* [Task]: Filter the records below and copy every line containing the word "with".

====== Provided information ======

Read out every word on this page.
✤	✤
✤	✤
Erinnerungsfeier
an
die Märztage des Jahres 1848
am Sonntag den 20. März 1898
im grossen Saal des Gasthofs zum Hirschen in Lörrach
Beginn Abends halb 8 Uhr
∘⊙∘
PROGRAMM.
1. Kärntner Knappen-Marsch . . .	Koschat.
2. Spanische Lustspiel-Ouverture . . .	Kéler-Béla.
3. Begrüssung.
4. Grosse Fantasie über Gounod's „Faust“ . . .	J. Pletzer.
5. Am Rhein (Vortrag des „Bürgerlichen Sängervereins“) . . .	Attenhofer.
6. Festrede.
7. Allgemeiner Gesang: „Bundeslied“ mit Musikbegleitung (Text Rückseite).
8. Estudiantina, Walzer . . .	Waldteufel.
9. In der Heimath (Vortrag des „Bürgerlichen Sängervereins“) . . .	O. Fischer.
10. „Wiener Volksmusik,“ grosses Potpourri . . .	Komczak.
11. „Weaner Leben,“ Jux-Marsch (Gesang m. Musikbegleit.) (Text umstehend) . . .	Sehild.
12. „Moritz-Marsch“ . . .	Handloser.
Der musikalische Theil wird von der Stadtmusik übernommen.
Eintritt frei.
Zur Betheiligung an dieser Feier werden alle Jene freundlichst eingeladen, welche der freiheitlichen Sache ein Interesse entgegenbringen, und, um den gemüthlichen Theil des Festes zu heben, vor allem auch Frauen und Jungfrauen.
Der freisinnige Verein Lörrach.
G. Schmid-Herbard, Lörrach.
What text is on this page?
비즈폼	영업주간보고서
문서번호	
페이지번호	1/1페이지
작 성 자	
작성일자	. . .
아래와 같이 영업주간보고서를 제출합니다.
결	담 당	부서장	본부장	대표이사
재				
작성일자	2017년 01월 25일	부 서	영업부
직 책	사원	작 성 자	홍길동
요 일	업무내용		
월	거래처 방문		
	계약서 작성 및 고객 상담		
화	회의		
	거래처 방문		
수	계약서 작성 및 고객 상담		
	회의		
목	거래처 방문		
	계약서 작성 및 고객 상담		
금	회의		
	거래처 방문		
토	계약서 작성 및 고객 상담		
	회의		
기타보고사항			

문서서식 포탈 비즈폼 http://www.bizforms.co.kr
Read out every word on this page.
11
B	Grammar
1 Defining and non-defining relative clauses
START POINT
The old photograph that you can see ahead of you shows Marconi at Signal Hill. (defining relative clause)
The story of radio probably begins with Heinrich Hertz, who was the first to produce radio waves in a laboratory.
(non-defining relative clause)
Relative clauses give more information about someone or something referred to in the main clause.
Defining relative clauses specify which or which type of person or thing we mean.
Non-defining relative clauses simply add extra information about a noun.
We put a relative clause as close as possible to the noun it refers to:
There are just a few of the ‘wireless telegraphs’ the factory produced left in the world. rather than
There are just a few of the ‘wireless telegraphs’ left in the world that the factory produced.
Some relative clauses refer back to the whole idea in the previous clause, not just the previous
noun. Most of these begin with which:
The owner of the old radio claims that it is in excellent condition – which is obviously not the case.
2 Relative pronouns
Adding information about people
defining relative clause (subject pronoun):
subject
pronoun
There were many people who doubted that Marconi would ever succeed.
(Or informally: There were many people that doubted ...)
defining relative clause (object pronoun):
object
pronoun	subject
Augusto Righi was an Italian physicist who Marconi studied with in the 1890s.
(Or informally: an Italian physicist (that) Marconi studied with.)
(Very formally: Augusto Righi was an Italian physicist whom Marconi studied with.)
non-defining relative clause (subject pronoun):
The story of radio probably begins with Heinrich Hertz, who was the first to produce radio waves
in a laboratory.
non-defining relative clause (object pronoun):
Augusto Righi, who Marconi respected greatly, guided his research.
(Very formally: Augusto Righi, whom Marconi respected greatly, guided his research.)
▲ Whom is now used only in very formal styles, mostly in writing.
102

======

* [Answer to the problem]:
The story of radio probably begins with Heinrich Hertz, who was the first to produce radio waves in a laboratory.
noun. Most of these begin with which:
Augusto Righi was an Italian physicist who Marconi studied with in the 1890s.
(Or informally: an Italian physicist (that) Marconi studied with.)
(Very formally: Augusto Righi was an Italian physicist whom Marconi studied with.)
The story of radio probably begins with Heinrich Hertz, who was the first to produce radio waves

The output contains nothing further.